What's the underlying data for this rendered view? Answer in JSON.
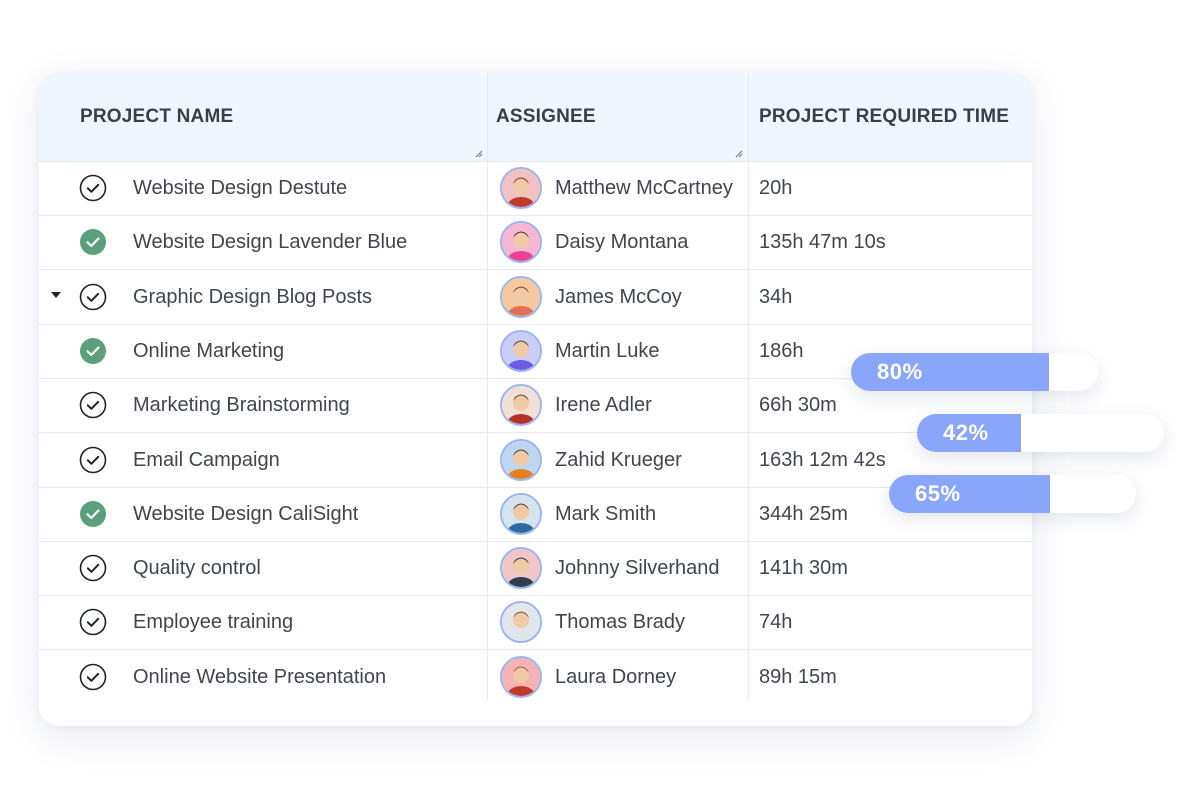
{
  "table": {
    "columns": [
      "PROJECT NAME",
      "ASSIGNEE",
      "PROJECT REQUIRED TIME"
    ],
    "rows": [
      {
        "project": "Website Design Destute",
        "status": "outline-check",
        "assignee": "Matthew McCartney",
        "time": "20h",
        "expanded": false
      },
      {
        "project": "Website Design Lavender Blue",
        "status": "filled-check",
        "assignee": "Daisy Montana",
        "time": "135h 47m 10s",
        "expanded": false
      },
      {
        "project": "Graphic Design Blog Posts",
        "status": "outline-check",
        "assignee": "James McCoy",
        "time": "34h",
        "expanded": true
      },
      {
        "project": "Online Marketing",
        "status": "filled-check",
        "assignee": "Martin Luke",
        "time": "186h",
        "expanded": false
      },
      {
        "project": "Marketing Brainstorming",
        "status": "outline-check",
        "assignee": "Irene Adler",
        "time": "66h 30m",
        "expanded": false
      },
      {
        "project": "Email Campaign",
        "status": "outline-check",
        "assignee": "Zahid Krueger",
        "time": "163h 12m 42s",
        "expanded": false
      },
      {
        "project": "Website Design CaliSight",
        "status": "filled-check",
        "assignee": "Mark Smith",
        "time": "344h 25m",
        "expanded": false
      },
      {
        "project": "Quality control",
        "status": "outline-check",
        "assignee": "Johnny Silverhand",
        "time": "141h 30m",
        "expanded": false
      },
      {
        "project": "Employee training",
        "status": "outline-check",
        "assignee": "Thomas Brady",
        "time": "74h",
        "expanded": false
      },
      {
        "project": "Online Website Presentation",
        "status": "outline-check",
        "assignee": "Laura Dorney",
        "time": "89h 15m",
        "expanded": false
      }
    ]
  },
  "progress_bars": [
    {
      "label": "80%",
      "value": 0.8
    },
    {
      "label": "42%",
      "value": 0.42
    },
    {
      "label": "65%",
      "value": 0.65
    }
  ],
  "colors": {
    "header_bg": "#eff6fe",
    "check_done": "#5aa07c",
    "progress_fill": "#8aa6fb",
    "avatar_border": "#9db4f2"
  },
  "icons": {
    "status_outline": "check-circle-outline-icon",
    "status_filled": "check-circle-filled-icon",
    "expand": "caret-down-icon",
    "resize": "column-resize-handle-icon"
  }
}
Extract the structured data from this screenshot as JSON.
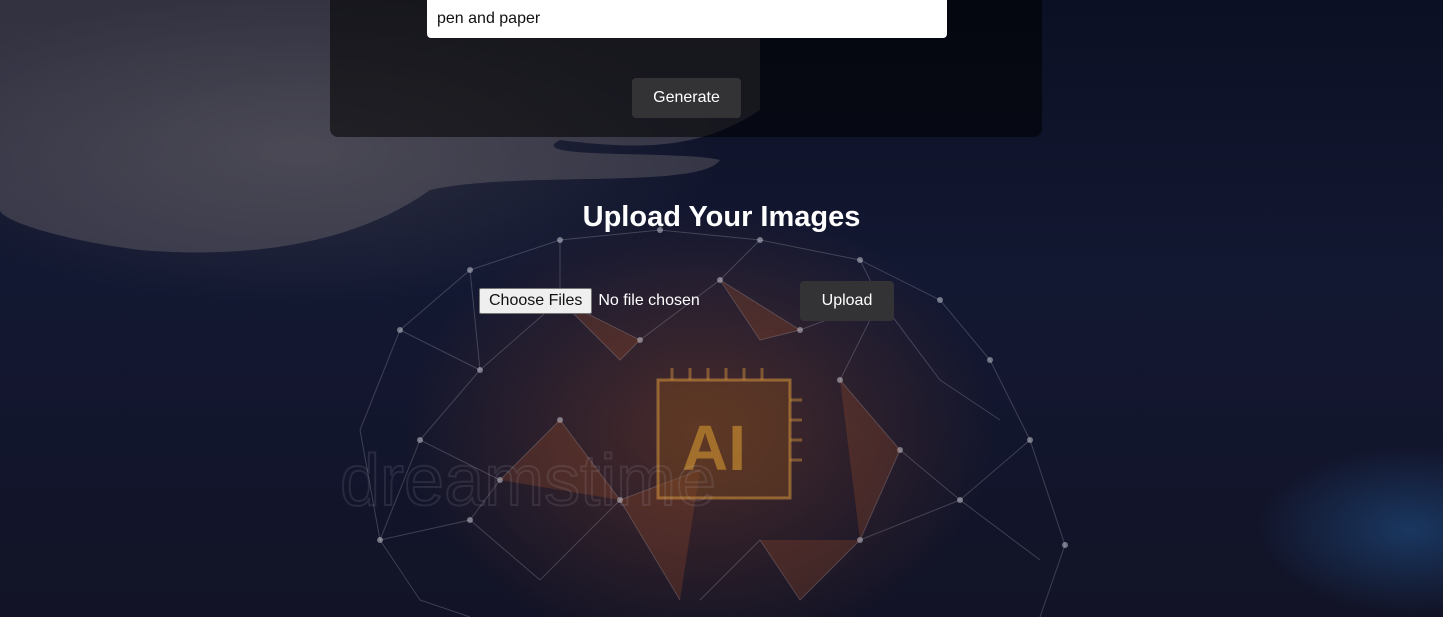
{
  "generate": {
    "prompt_value": "pen and paper",
    "button_label": "Generate"
  },
  "upload": {
    "title": "Upload Your Images",
    "choose_label": "Choose Files",
    "status": "No file chosen",
    "button_label": "Upload"
  },
  "background": {
    "chip_text": "AI",
    "watermark": "dreamstime"
  },
  "colors": {
    "button_bg": "#333335",
    "panel_bg": "rgba(0,0,0,0.55)"
  }
}
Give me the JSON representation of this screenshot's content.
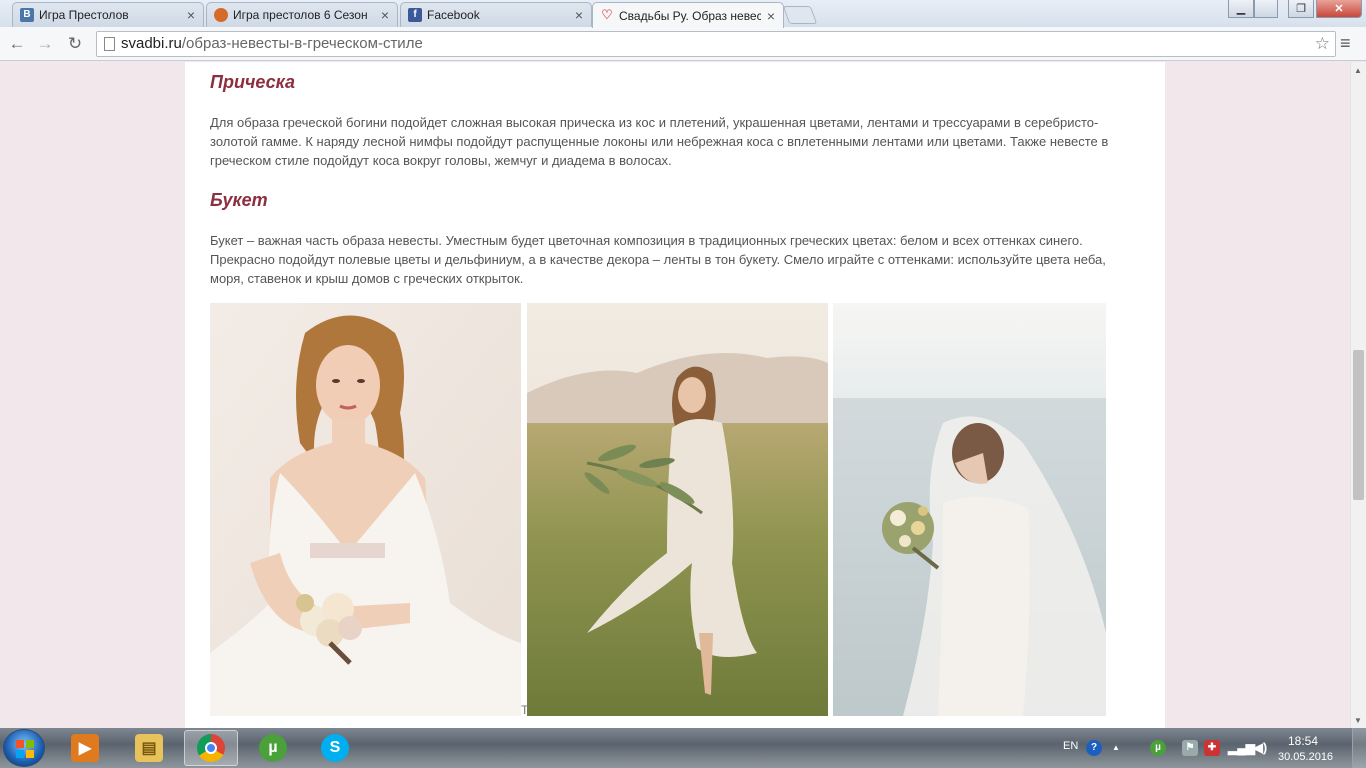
{
  "tabs": [
    {
      "title": "Игра Престолов",
      "favicon": "vk-icon",
      "favicon_letter": "В",
      "favicon_color": "#4a76a8",
      "active": false
    },
    {
      "title": "Игра престолов 6 Сезон",
      "favicon": "site-icon",
      "favicon_letter": "",
      "favicon_color": "#d46b2a",
      "active": false
    },
    {
      "title": "Facebook",
      "favicon": "facebook-icon",
      "favicon_letter": "f",
      "favicon_color": "#3b5998",
      "active": false
    },
    {
      "title": "Свадьбы Ру. Образ невес",
      "favicon": "heart-icon",
      "favicon_letter": "♡",
      "favicon_color": "#e4737f",
      "active": true
    }
  ],
  "tab_close_glyph": "×",
  "window": {
    "minimize": "▁",
    "maximize": "❐",
    "close": "✕"
  },
  "toolbar": {
    "back": "←",
    "forward": "→",
    "reload": "↻",
    "url_domain": "svadbi.ru",
    "url_path": "/образ-невесты-в-греческом-стиле",
    "star": "☆",
    "menu": "≡"
  },
  "article": {
    "heading_hair": "Прическа",
    "para_hair": "Для образа греческой богини подойдет сложная высокая прическа из кос и плетений, украшенная цветами, лентами и трессуарами в серебристо-золотой гамме. К наряду лесной нимфы подойдут распущенные локоны или небрежная коса с вплетенными лентами или цветами. Также невесте в греческом стиле подойдут коса вокруг головы, жемчуг и диадема в волосах.",
    "heading_bouquet": "Букет",
    "para_bouquet": "Букет – важная часть образа невесты. Уместным будет цветочная композиция в традиционных греческих цветах: белом и всех оттенках синего. Прекрасно подойдут полевые цветы и дельфиниум, а в качестве декора – ленты в тон букету. Смело играйте с оттенками: используйте цвета неба, моря, ставенок и крыш домов с греческих открыток.",
    "caption_fragment": "Т"
  },
  "taskbar": {
    "apps": [
      {
        "name": "media-player",
        "icon": "media-player-icon",
        "color": "#e07a1e",
        "glyph": "▶",
        "active": false
      },
      {
        "name": "file-explorer",
        "icon": "folder-icon",
        "color": "#e8c25a",
        "glyph": "▤",
        "active": false
      },
      {
        "name": "chrome",
        "icon": "chrome-icon",
        "color": "#db4437",
        "glyph": "◉",
        "active": true
      },
      {
        "name": "utorrent",
        "icon": "utorrent-icon",
        "color": "#4aa13a",
        "glyph": "µ",
        "active": false
      },
      {
        "name": "skype",
        "icon": "skype-icon",
        "color": "#00aff0",
        "glyph": "S",
        "active": false
      }
    ],
    "language": "EN",
    "help": "?",
    "clock_time": "18:54",
    "clock_date": "30.05.2016"
  }
}
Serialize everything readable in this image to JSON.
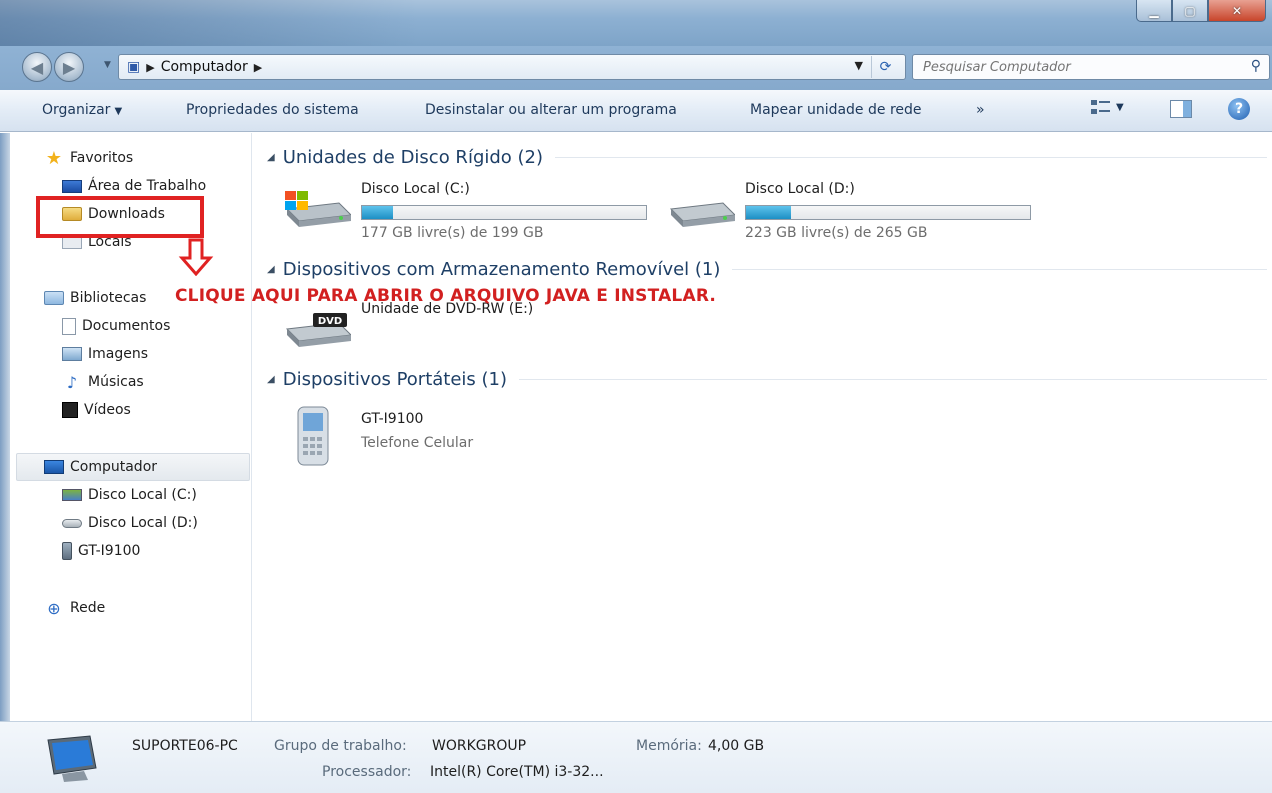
{
  "address": {
    "crumbs": [
      "Computador"
    ],
    "search_placeholder": "Pesquisar Computador"
  },
  "toolbar": {
    "organize": "Organizar",
    "system_properties": "Propriedades do sistema",
    "uninstall": "Desinstalar ou alterar um programa",
    "map_drive": "Mapear unidade de rede",
    "more": "»"
  },
  "sidebar": {
    "favorites": "Favoritos",
    "desktop": "Área de Trabalho",
    "downloads": "Downloads",
    "places": "Locais",
    "libraries": "Bibliotecas",
    "documents": "Documentos",
    "images": "Imagens",
    "music": "Músicas",
    "videos": "Vídeos",
    "computer": "Computador",
    "disk_c": "Disco Local (C:)",
    "disk_d": "Disco Local (D:)",
    "phone": "GT-I9100",
    "network": "Rede"
  },
  "annotation": {
    "instruction": "CLIQUE AQUI PARA ABRIR O ARQUIVO JAVA E INSTALAR."
  },
  "groups": {
    "hard_drives": "Unidades de Disco Rígido (2)",
    "removable": "Dispositivos com Armazenamento Removível (1)",
    "portable": "Dispositivos Portáteis (1)"
  },
  "drives": [
    {
      "name": "Disco Local (C:)",
      "free_text": "177 GB livre(s) de 199 GB",
      "used_fraction": 0.11
    },
    {
      "name": "Disco Local (D:)",
      "free_text": "223 GB livre(s) de 265 GB",
      "used_fraction": 0.16
    }
  ],
  "dvd": {
    "name": "Unidade de DVD-RW (E:)",
    "badge": "DVD"
  },
  "portable_device": {
    "name": "GT-I9100",
    "type": "Telefone Celular"
  },
  "details": {
    "pc_name": "SUPORTE06-PC",
    "workgroup_label": "Grupo de trabalho:",
    "workgroup_value": "WORKGROUP",
    "memory_label": "Memória:",
    "memory_value": "4,00 GB",
    "processor_label": "Processador:",
    "processor_value": "Intel(R) Core(TM) i3-32..."
  },
  "colors": {
    "annotation_red": "#d22020",
    "drive_bar_fill": "#1d8fc4",
    "group_title": "#1e3f66"
  }
}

************

» WRITTEN INSTRUCTION: Return each line of the listing that holds the string "Marketing".

» SOLUTION BELOW:
        "project": "Online Marketing",
        "project": "Marketing Brainstorming",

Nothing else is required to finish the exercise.